[Extracted records]
========================

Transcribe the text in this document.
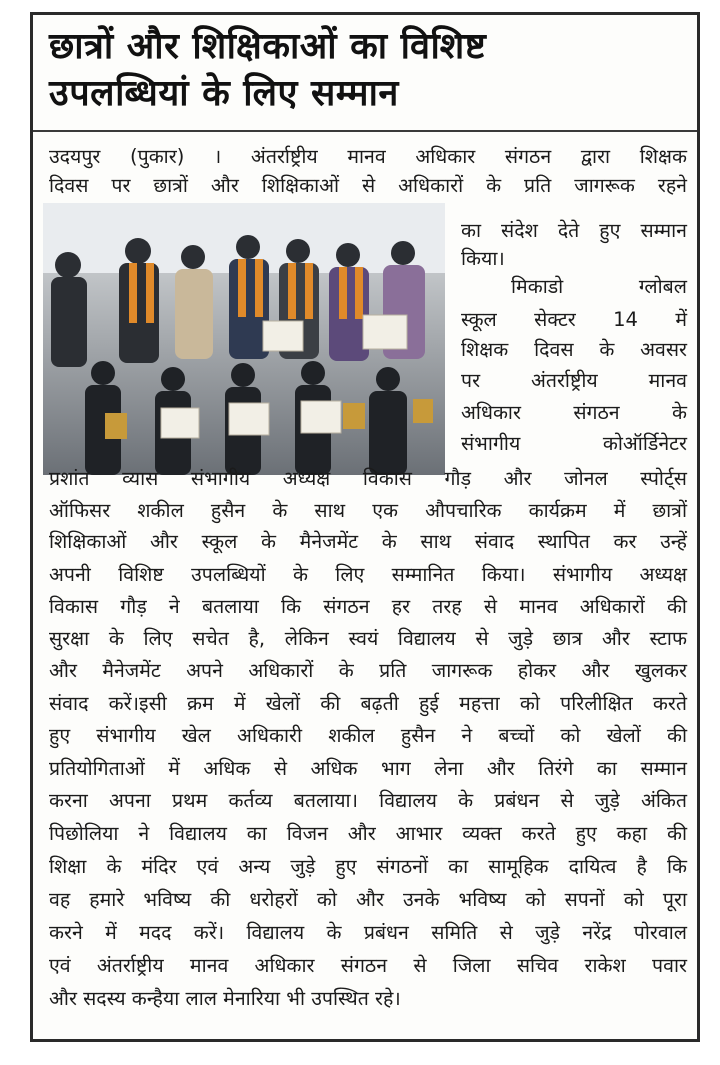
छात्रों और शिक्षिकाओं का विशिष्ट
उपलब्धियां के लिए सम्मान
उदयपुर (पुकार) । अंतर्राष्ट्रीय मानव अधिकार संगठन द्वारा शिक्षक
दिवस पर छात्रों और शिक्षिकाओं से अधिकारों के प्रति जागरूक रहने
का संदेश देते हुए सम्मान
किया।
मिकाडो ग्लोबल
स्कूल सेक्टर 14 में
शिक्षक दिवस के अवसर
पर अंतर्राष्ट्रीय मानव
अधिकार संगठन के
संभागीय कोऑर्डिनेटर
प्रशांत व्यास संभागीय अध्यक्ष विकास गौड़ और जोनल स्पोर्ट्स
ऑफिसर शकील हुसैन के साथ एक औपचारिक कार्यक्रम में छात्रों
शिक्षिकाओं और स्कूल के मैनेजमेंट के साथ संवाद स्थापित कर उन्हें
अपनी विशिष्ट उपलब्धियों के लिए सम्मानित किया। संभागीय अध्यक्ष
विकास गौड़ ने बतलाया कि संगठन हर तरह से मानव अधिकारों की
सुरक्षा के लिए सचेत है, लेकिन स्वयं विद्यालय से जुड़े छात्र और स्टाफ
और मैनेजमेंट अपने अधिकारों के प्रति जागरूक होकर और खुलकर
संवाद करें।इसी क्रम में खेलों की बढ़ती हुई महत्ता को परिलीक्षित करते
हुए संभागीय खेल अधिकारी शकील हुसैन ने बच्चों को खेलों की
प्रतियोगिताओं में अधिक से अधिक भाग लेना और तिरंगे का सम्मान
करना अपना प्रथम कर्तव्य बतलाया। विद्यालय के प्रबंधन से जुड़े अंकित
पिछोलिया ने विद्यालय का विजन और आभार व्यक्त करते हुए कहा की
शिक्षा के मंदिर एवं अन्य जुड़े हुए संगठनों का सामूहिक दायित्व है कि
वह हमारे भविष्य की धरोहरों को और उनके भविष्य को सपनों को पूरा
करने में मदद करें। विद्यालय के प्रबंधन समिति से जुड़े नरेंद्र पोरवाल
एवं अंतर्राष्ट्रीय मानव अधिकार संगठन से जिला सचिव राकेश पवार
और सदस्य कन्हैया लाल मेनारिया भी उपस्थित रहे।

========================

- [SET EXERCISE]
Leave out the pictures and repeat everything else in the records exactly.

- [TASK SOLUTION]
Transcribe the text in this document.
छात्रों और शिक्षिकाओं का विशिष्ट
उपलब्धियां के लिए सम्मान
उदयपुर (पुकार) । अंतर्राष्ट्रीय मानव अधिकार संगठन द्वारा शिक्षक
दिवस पर छात्रों और शिक्षिकाओं से अधिकारों के प्रति जागरूक रहने
का संदेश देते हुए सम्मान
किया।
मिकाडो ग्लोबल
स्कूल सेक्टर 14 में
शिक्षक दिवस के अवसर
पर अंतर्राष्ट्रीय मानव
अधिकार संगठन के
संभागीय कोऑर्डिनेटर
प्रशांत व्यास संभागीय अध्यक्ष विकास गौड़ और जोनल स्पोर्ट्स
ऑफिसर शकील हुसैन के साथ एक औपचारिक कार्यक्रम में छात्रों
शिक्षिकाओं और स्कूल के मैनेजमेंट के साथ संवाद स्थापित कर उन्हें
अपनी विशिष्ट उपलब्धियों के लिए सम्मानित किया। संभागीय अध्यक्ष
विकास गौड़ ने बतलाया कि संगठन हर तरह से मानव अधिकारों की
सुरक्षा के लिए सचेत है, लेकिन स्वयं विद्यालय से जुड़े छात्र और स्टाफ
और मैनेजमेंट अपने अधिकारों के प्रति जागरूक होकर और खुलकर
संवाद करें।इसी क्रम में खेलों की बढ़ती हुई महत्ता को परिलीक्षित करते
हुए संभागीय खेल अधिकारी शकील हुसैन ने बच्चों को खेलों की
प्रतियोगिताओं में अधिक से अधिक भाग लेना और तिरंगे का सम्मान
करना अपना प्रथम कर्तव्य बतलाया। विद्यालय के प्रबंधन से जुड़े अंकित
पिछोलिया ने विद्यालय का विजन और आभार व्यक्त करते हुए कहा की
शिक्षा के मंदिर एवं अन्य जुड़े हुए संगठनों का सामूहिक दायित्व है कि
वह हमारे भविष्य की धरोहरों को और उनके भविष्य को सपनों को पूरा
करने में मदद करें। विद्यालय के प्रबंधन समिति से जुड़े नरेंद्र पोरवाल
एवं अंतर्राष्ट्रीय मानव अधिकार संगठन से जिला सचिव राकेश पवार
और सदस्य कन्हैया लाल मेनारिया भी उपस्थित रहे।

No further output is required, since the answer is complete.